_LISTING_:

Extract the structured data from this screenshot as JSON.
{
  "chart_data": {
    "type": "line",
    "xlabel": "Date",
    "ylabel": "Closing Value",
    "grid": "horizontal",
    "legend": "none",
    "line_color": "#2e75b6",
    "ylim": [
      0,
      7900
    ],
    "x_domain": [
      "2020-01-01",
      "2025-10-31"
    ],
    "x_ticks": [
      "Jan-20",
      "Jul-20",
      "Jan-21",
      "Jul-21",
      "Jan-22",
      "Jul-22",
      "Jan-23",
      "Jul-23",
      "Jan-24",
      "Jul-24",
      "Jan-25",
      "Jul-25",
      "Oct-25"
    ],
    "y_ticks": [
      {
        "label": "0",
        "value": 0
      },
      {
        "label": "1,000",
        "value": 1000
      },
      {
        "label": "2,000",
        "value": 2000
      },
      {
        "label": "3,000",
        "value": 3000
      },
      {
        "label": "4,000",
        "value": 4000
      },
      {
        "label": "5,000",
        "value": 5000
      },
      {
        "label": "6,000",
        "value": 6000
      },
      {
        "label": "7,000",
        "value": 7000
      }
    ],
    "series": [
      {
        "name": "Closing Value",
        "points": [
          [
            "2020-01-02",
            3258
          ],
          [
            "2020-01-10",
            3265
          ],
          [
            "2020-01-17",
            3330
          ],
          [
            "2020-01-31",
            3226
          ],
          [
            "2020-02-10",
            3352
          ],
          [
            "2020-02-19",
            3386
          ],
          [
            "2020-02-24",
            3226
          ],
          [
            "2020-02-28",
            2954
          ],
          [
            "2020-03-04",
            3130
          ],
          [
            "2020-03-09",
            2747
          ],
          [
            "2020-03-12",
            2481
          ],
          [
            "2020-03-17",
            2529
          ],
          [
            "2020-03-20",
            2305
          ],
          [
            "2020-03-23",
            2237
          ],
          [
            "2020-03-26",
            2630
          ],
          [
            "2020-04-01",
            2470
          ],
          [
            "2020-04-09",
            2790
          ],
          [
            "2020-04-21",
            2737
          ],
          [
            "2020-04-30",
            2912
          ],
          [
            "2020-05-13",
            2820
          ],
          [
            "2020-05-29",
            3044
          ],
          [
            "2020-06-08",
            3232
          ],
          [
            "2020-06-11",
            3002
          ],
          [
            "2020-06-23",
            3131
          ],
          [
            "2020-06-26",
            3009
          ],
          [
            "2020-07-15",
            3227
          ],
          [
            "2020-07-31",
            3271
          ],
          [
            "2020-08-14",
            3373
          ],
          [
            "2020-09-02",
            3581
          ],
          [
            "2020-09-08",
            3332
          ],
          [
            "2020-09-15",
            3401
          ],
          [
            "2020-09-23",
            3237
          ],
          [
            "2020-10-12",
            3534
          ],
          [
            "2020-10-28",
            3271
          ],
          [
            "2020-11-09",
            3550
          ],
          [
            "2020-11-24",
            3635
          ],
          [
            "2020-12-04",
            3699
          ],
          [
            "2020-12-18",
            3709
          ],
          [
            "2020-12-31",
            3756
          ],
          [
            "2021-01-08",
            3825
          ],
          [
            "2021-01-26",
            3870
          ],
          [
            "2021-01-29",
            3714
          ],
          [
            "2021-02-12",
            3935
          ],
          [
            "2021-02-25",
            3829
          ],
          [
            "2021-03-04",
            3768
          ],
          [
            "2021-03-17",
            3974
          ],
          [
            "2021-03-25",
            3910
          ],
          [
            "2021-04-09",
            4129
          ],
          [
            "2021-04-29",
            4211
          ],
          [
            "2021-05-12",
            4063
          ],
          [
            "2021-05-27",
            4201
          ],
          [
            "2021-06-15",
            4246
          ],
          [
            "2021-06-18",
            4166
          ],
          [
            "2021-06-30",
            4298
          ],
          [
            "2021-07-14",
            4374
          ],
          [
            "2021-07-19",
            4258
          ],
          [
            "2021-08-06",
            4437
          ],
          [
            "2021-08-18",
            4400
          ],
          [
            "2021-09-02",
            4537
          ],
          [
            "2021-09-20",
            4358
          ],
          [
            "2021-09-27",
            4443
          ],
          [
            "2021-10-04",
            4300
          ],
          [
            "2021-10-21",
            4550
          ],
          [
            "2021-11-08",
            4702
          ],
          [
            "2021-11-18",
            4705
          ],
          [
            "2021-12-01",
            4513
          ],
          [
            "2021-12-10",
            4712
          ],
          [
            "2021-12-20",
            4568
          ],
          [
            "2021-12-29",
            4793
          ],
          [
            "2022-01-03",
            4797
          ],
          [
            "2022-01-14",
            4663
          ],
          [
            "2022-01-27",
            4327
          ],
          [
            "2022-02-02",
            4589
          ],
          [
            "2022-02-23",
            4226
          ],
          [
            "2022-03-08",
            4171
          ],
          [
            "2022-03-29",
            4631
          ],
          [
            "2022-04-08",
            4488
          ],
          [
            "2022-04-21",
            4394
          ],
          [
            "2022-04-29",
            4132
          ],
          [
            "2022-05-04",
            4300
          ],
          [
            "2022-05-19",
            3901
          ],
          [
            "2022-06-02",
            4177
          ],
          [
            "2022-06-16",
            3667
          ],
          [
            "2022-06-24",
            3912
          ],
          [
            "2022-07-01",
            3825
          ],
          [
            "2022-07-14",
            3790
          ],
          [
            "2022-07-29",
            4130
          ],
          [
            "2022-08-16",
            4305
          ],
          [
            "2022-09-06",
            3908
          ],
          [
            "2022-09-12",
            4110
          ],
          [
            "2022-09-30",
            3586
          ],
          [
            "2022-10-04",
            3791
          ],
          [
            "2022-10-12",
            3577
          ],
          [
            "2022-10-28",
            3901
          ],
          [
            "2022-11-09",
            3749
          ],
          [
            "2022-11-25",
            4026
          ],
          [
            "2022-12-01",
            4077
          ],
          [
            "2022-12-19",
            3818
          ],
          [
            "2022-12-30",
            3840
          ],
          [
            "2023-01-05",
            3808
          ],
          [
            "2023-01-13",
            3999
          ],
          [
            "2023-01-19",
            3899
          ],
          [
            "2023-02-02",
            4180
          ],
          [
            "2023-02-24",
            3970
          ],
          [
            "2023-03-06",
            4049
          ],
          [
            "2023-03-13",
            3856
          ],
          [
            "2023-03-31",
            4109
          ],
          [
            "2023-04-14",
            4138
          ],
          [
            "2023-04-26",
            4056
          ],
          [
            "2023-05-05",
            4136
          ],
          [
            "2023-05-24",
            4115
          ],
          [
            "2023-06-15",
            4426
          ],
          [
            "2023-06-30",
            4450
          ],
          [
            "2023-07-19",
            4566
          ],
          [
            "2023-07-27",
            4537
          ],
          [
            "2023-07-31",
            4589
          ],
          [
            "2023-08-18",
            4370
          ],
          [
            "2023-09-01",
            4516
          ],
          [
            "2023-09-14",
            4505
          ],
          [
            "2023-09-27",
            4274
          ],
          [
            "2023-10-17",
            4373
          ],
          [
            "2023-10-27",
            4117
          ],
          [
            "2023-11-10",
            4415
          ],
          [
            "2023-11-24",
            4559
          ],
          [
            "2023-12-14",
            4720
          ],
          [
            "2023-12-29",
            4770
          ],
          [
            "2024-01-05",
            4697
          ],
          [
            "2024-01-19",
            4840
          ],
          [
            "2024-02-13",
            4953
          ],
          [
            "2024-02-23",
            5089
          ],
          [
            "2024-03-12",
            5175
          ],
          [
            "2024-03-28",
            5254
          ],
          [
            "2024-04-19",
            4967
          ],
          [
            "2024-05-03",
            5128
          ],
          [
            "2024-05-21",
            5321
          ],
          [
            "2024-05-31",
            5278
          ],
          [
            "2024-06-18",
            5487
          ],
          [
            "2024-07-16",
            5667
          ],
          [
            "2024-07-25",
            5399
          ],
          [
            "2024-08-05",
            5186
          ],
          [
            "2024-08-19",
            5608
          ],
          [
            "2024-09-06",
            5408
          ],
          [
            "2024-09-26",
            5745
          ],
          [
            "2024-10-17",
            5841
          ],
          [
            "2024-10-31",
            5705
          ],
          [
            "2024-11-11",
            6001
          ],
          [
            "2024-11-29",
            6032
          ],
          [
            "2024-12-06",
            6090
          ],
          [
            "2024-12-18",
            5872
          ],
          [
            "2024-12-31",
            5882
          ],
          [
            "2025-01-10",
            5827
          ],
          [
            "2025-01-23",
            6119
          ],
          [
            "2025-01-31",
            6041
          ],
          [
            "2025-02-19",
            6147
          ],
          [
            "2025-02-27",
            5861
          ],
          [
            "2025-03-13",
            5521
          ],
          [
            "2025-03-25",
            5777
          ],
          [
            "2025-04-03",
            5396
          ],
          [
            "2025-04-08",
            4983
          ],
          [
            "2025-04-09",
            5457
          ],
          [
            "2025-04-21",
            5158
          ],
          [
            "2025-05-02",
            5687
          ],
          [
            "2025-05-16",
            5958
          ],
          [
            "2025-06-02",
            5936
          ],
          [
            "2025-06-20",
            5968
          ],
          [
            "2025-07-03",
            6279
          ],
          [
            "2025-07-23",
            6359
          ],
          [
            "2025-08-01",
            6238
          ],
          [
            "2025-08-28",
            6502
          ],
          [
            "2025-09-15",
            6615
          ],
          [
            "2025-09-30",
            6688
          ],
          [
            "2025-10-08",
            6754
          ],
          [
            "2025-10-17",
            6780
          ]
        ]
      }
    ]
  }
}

_WHAT THE TASK ASKS_: Work through the records line by line and tally those with the word "Closing". Report only the total.

_OUTPUT OF THE EXERCISE_: 2